(REQUIREMENT) The entries need to be copied exactly.
— BEGIN —
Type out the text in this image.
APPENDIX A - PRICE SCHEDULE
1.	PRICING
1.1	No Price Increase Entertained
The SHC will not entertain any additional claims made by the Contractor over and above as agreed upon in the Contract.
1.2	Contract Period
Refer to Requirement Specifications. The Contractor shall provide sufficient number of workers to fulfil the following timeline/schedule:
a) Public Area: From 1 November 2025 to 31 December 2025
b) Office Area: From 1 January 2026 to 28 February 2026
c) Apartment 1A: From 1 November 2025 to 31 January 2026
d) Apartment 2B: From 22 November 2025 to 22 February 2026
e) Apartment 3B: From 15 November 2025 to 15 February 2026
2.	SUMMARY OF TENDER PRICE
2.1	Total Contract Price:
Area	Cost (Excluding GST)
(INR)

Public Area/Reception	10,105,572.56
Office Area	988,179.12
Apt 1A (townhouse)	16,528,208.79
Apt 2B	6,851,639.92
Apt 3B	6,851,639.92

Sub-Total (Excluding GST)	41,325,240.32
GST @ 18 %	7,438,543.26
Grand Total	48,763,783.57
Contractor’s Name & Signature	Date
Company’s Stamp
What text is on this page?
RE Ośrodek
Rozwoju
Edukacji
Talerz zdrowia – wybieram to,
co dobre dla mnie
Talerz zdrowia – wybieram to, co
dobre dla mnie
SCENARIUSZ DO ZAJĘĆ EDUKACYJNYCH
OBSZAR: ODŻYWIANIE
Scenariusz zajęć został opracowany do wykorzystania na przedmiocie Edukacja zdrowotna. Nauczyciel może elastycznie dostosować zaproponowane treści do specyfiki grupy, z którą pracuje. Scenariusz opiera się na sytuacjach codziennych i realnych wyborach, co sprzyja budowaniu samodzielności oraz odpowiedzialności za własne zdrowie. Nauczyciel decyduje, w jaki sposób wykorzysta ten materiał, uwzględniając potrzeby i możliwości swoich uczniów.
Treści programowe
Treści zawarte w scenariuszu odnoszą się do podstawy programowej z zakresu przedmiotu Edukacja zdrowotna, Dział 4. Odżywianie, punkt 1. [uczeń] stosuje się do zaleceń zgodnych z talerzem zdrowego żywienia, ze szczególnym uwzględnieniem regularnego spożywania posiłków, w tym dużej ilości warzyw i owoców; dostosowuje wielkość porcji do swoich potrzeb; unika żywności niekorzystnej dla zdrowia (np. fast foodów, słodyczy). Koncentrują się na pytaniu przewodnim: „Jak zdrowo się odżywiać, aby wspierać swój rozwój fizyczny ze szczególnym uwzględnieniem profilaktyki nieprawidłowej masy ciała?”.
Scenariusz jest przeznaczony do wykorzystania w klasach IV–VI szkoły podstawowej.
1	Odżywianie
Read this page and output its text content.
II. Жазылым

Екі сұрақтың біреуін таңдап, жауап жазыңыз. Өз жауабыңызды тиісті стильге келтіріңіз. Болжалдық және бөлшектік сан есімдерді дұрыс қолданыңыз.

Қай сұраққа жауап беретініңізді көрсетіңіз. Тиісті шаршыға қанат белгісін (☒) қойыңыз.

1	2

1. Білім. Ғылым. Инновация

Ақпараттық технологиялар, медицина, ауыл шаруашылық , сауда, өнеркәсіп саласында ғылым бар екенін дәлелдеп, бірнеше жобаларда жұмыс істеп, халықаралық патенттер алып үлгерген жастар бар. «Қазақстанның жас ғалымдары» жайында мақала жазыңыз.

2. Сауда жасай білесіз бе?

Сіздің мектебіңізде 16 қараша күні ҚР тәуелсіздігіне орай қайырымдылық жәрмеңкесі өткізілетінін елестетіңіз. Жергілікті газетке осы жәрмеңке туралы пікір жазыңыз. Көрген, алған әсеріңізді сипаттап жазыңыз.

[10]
— END —
(WRITTEN ANSWER)
Type out the text in this image.
APPENDIX A - PRICE SCHEDULE
1.	PRICING
1.1	No Price Increase Entertained
The SHC will not entertain any additional claims made by the Contractor over and above as agreed upon in the Contract.
1.2	Contract Period
Refer to Requirement Specifications. The Contractor shall provide sufficient number of workers to fulfil the following timeline/schedule:
a) Public Area: From 1 November 2025 to 31 December 2025
b) Office Area: From 1 January 2026 to 28 February 2026
c) Apartment 1A: From 1 November 2025 to 31 January 2026
d) Apartment 2B: From 22 November 2025 to 22 February 2026
e) Apartment 3B: From 15 November 2025 to 15 February 2026
2.	SUMMARY OF TENDER PRICE
2.1	Total Contract Price:
Area	Cost (Excluding GST)
(INR)

Public Area/Reception	10,105,572.56
Office Area	988,179.12
Apt 1A (townhouse)	16,528,208.79
Apt 2B	6,851,639.92
Apt 3B	6,851,639.92

Sub-Total (Excluding GST)	41,325,240.32
GST @ 18 %	7,438,543.26
Grand Total	48,763,783.57
Contractor’s Name & Signature	Date
Company’s Stamp
What text is on this page?
RE Ośrodek
Rozwoju
Edukacji
Talerz zdrowia – wybieram to,
co dobre dla mnie
Talerz zdrowia – wybieram to, co
dobre dla mnie
SCENARIUSZ DO ZAJĘĆ EDUKACYJNYCH
OBSZAR: ODŻYWIANIE
Scenariusz zajęć został opracowany do wykorzystania na przedmiocie Edukacja zdrowotna. Nauczyciel może elastycznie dostosować zaproponowane treści do specyfiki grupy, z którą pracuje. Scenariusz opiera się na sytuacjach codziennych i realnych wyborach, co sprzyja budowaniu samodzielności oraz odpowiedzialności za własne zdrowie. Nauczyciel decyduje, w jaki sposób wykorzysta ten materiał, uwzględniając potrzeby i możliwości swoich uczniów.
Treści programowe
Treści zawarte w scenariuszu odnoszą się do podstawy programowej z zakresu przedmiotu Edukacja zdrowotna, Dział 4. Odżywianie, punkt 1. [uczeń] stosuje się do zaleceń zgodnych z talerzem zdrowego żywienia, ze szczególnym uwzględnieniem regularnego spożywania posiłków, w tym dużej ilości warzyw i owoców; dostosowuje wielkość porcji do swoich potrzeb; unika żywności niekorzystnej dla zdrowia (np. fast foodów, słodyczy). Koncentrują się na pytaniu przewodnim: „Jak zdrowo się odżywiać, aby wspierać swój rozwój fizyczny ze szczególnym uwzględnieniem profilaktyki nieprawidłowej masy ciała?”.
Scenariusz jest przeznaczony do wykorzystania w klasach IV–VI szkoły podstawowej.
1	Odżywianie
Read this page and output its text content.
II. Жазылым

Екі сұрақтың біреуін таңдап, жауап жазыңыз. Өз жауабыңызды тиісті стильге келтіріңіз. Болжалдық және бөлшектік сан есімдерді дұрыс қолданыңыз.

Қай сұраққа жауап беретініңізді көрсетіңіз. Тиісті шаршыға қанат белгісін (☒) қойыңыз.

1	2

1. Білім. Ғылым. Инновация

Ақпараттық технологиялар, медицина, ауыл шаруашылық , сауда, өнеркәсіп саласында ғылым бар екенін дәлелдеп, бірнеше жобаларда жұмыс істеп, халықаралық патенттер алып үлгерген жастар бар. «Қазақстанның жас ғалымдары» жайында мақала жазыңыз.

2. Сауда жасай білесіз бе?

Сіздің мектебіңізде 16 қараша күні ҚР тәуелсіздігіне орай қайырымдылық жәрмеңкесі өткізілетінін елестетіңіз. Жергілікті газетке осы жәрмеңке туралы пікір жазыңыз. Көрген, алған әсеріңізді сипаттап жазыңыз.

[10]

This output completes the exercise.